▶ [Set task]:
Write out all of the lines below, exactly and completely.

▶ [Task inputs]:
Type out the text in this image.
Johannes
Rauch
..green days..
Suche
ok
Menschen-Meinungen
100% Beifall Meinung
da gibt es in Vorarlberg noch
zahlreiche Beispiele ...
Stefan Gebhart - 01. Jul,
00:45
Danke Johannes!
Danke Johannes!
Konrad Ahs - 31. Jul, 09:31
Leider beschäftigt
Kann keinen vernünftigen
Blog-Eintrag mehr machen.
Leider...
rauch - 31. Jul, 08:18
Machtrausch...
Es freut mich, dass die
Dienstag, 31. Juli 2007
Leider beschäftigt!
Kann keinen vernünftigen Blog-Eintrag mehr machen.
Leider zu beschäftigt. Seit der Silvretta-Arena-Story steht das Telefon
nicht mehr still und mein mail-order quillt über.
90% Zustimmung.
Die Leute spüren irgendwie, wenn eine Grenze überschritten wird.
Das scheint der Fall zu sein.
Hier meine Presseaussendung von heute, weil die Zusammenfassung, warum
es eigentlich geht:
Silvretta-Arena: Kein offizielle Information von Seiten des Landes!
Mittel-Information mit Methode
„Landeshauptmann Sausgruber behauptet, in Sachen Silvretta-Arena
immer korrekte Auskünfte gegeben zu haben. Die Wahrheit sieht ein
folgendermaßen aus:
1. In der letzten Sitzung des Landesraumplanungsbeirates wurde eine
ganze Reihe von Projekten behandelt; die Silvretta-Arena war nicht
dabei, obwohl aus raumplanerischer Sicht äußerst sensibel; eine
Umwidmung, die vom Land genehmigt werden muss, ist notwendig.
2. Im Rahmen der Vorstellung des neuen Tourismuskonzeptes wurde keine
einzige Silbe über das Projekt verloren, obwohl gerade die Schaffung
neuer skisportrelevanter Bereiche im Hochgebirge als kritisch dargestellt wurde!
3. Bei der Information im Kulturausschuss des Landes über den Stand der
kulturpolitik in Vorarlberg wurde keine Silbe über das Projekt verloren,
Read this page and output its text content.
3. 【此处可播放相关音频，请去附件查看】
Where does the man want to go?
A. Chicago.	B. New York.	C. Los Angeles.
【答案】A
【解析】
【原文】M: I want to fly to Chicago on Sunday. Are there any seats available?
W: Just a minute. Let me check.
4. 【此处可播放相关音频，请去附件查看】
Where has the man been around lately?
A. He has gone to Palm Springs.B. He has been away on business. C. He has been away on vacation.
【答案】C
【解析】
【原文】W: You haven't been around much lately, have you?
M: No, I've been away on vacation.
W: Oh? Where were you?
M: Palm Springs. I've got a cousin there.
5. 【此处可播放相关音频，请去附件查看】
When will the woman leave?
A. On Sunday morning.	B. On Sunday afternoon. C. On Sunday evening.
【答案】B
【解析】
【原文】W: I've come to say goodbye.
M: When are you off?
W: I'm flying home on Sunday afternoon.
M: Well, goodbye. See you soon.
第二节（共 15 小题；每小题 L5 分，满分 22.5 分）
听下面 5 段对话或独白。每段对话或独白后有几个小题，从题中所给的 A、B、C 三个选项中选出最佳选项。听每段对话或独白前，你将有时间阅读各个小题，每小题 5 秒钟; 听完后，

▶ [Result for this exercise]:
Type out the text in this image.
Johannes
Rauch
..green days..
Suche
ok
Menschen-Meinungen
100% Beifall Meinung
da gibt es in Vorarlberg noch
zahlreiche Beispiele ...
Stefan Gebhart - 01. Jul,
00:45
Danke Johannes!
Danke Johannes!
Konrad Ahs - 31. Jul, 09:31
Leider beschäftigt
Kann keinen vernünftigen
Blog-Eintrag mehr machen.
Leider...
rauch - 31. Jul, 08:18
Machtrausch...
Es freut mich, dass die
Dienstag, 31. Juli 2007
Leider beschäftigt!
Kann keinen vernünftigen Blog-Eintrag mehr machen.
Leider zu beschäftigt. Seit der Silvretta-Arena-Story steht das Telefon
nicht mehr still und mein mail-order quillt über.
90% Zustimmung.
Die Leute spüren irgendwie, wenn eine Grenze überschritten wird.
Das scheint der Fall zu sein.
Hier meine Presseaussendung von heute, weil die Zusammenfassung, warum
es eigentlich geht:
Silvretta-Arena: Kein offizielle Information von Seiten des Landes!
Mittel-Information mit Methode
„Landeshauptmann Sausgruber behauptet, in Sachen Silvretta-Arena
immer korrekte Auskünfte gegeben zu haben. Die Wahrheit sieht ein
folgendermaßen aus:
1. In der letzten Sitzung des Landesraumplanungsbeirates wurde eine
ganze Reihe von Projekten behandelt; die Silvretta-Arena war nicht
dabei, obwohl aus raumplanerischer Sicht äußerst sensibel; eine
Umwidmung, die vom Land genehmigt werden muss, ist notwendig.
2. Im Rahmen der Vorstellung des neuen Tourismuskonzeptes wurde keine
einzige Silbe über das Projekt verloren, obwohl gerade die Schaffung
neuer skisportrelevanter Bereiche im Hochgebirge als kritisch dargestellt wurde!
3. Bei der Information im Kulturausschuss des Landes über den Stand der
kulturpolitik in Vorarlberg wurde keine Silbe über das Projekt verloren,
Read this page and output its text content.
3. 【此处可播放相关音频，请去附件查看】
Where does the man want to go?
A. Chicago.	B. New York.	C. Los Angeles.
【答案】A
【解析】
【原文】M: I want to fly to Chicago on Sunday. Are there any seats available?
W: Just a minute. Let me check.
4. 【此处可播放相关音频，请去附件查看】
Where has the man been around lately?
A. He has gone to Palm Springs.B. He has been away on business. C. He has been away on vacation.
【答案】C
【解析】
【原文】W: You haven't been around much lately, have you?
M: No, I've been away on vacation.
W: Oh? Where were you?
M: Palm Springs. I've got a cousin there.
5. 【此处可播放相关音频，请去附件查看】
When will the woman leave?
A. On Sunday morning.	B. On Sunday afternoon. C. On Sunday evening.
【答案】B
【解析】
【原文】W: I've come to say goodbye.
M: When are you off?
W: I'm flying home on Sunday afternoon.
M: Well, goodbye. See you soon.
第二节（共 15 小题；每小题 L5 分，满分 22.5 分）
听下面 5 段对话或独白。每段对话或独白后有几个小题，从题中所给的 A、B、C 三个选项中选出最佳选项。听每段对话或独白前，你将有时间阅读各个小题，每小题 5 秒钟; 听完后，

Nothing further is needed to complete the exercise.